## Work required:
Exactly as written, quote every line that follows, skipping the images.
## START
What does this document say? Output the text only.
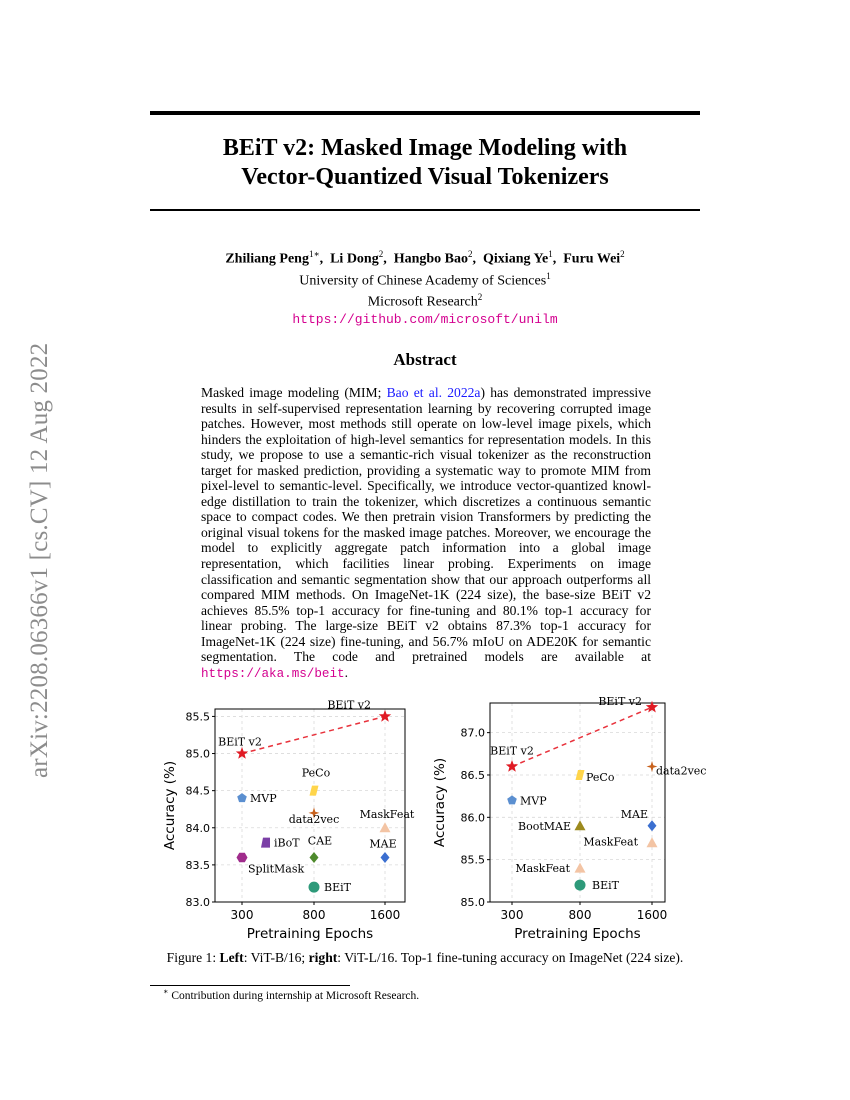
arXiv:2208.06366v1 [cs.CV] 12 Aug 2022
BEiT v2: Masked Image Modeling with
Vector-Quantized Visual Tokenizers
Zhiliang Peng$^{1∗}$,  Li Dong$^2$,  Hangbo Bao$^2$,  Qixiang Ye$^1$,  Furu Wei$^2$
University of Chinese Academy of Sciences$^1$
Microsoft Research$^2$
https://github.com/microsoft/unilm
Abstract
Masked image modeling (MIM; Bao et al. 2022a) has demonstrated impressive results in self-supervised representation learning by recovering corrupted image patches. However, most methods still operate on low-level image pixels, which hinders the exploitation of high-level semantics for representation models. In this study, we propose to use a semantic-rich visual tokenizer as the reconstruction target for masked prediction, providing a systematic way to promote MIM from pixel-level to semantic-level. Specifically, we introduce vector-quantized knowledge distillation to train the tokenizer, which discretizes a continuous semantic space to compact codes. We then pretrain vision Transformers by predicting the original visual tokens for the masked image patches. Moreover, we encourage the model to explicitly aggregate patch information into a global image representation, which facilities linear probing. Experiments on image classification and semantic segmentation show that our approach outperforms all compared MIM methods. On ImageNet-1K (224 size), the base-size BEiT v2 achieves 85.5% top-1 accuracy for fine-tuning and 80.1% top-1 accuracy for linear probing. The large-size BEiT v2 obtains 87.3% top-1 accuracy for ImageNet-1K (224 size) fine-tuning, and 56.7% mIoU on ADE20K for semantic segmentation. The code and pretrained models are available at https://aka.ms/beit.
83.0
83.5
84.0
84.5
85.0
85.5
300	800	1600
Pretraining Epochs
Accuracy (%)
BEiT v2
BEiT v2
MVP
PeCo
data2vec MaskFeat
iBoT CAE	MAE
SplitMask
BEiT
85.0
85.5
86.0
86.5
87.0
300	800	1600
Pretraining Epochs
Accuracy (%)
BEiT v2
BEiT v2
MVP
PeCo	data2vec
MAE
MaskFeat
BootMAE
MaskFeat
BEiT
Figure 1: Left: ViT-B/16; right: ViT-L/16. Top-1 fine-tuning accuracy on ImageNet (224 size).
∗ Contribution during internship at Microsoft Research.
## END
## Full response:
What does this document say? Output the text only.
arXiv:2208.06366v1 [cs.CV] 12 Aug 2022
BEiT v2: Masked Image Modeling with
Vector-Quantized Visual Tokenizers
Zhiliang Peng$^{1∗}$,  Li Dong$^2$,  Hangbo Bao$^2$,  Qixiang Ye$^1$,  Furu Wei$^2$
University of Chinese Academy of Sciences$^1$
Microsoft Research$^2$
https://github.com/microsoft/unilm
Abstract
Masked image modeling (MIM; Bao et al. 2022a) has demonstrated impressive results in self-supervised representation learning by recovering corrupted image patches. However, most methods still operate on low-level image pixels, which hinders the exploitation of high-level semantics for representation models. In this study, we propose to use a semantic-rich visual tokenizer as the reconstruction target for masked prediction, providing a systematic way to promote MIM from pixel-level to semantic-level. Specifically, we introduce vector-quantized knowledge distillation to train the tokenizer, which discretizes a continuous semantic space to compact codes. We then pretrain vision Transformers by predicting the original visual tokens for the masked image patches. Moreover, we encourage the model to explicitly aggregate patch information into a global image representation, which facilities linear probing. Experiments on image classification and semantic segmentation show that our approach outperforms all compared MIM methods. On ImageNet-1K (224 size), the base-size BEiT v2 achieves 85.5% top-1 accuracy for fine-tuning and 80.1% top-1 accuracy for linear probing. The large-size BEiT v2 obtains 87.3% top-1 accuracy for ImageNet-1K (224 size) fine-tuning, and 56.7% mIoU on ADE20K for semantic segmentation. The code and pretrained models are available at https://aka.ms/beit.
83.0
83.5
84.0
84.5
85.0
85.5
300	800	1600
Pretraining Epochs
Accuracy (%)
BEiT v2
BEiT v2
MVP
PeCo
data2vec MaskFeat
iBoT CAE	MAE
SplitMask
BEiT
85.0
85.5
86.0
86.5
87.0
300	800	1600
Pretraining Epochs
Accuracy (%)
BEiT v2
BEiT v2
MVP
PeCo	data2vec
MAE
MaskFeat
BootMAE
MaskFeat
BEiT
Figure 1: Left: ViT-B/16; right: ViT-L/16. Top-1 fine-tuning accuracy on ImageNet (224 size).
∗ Contribution during internship at Microsoft Research.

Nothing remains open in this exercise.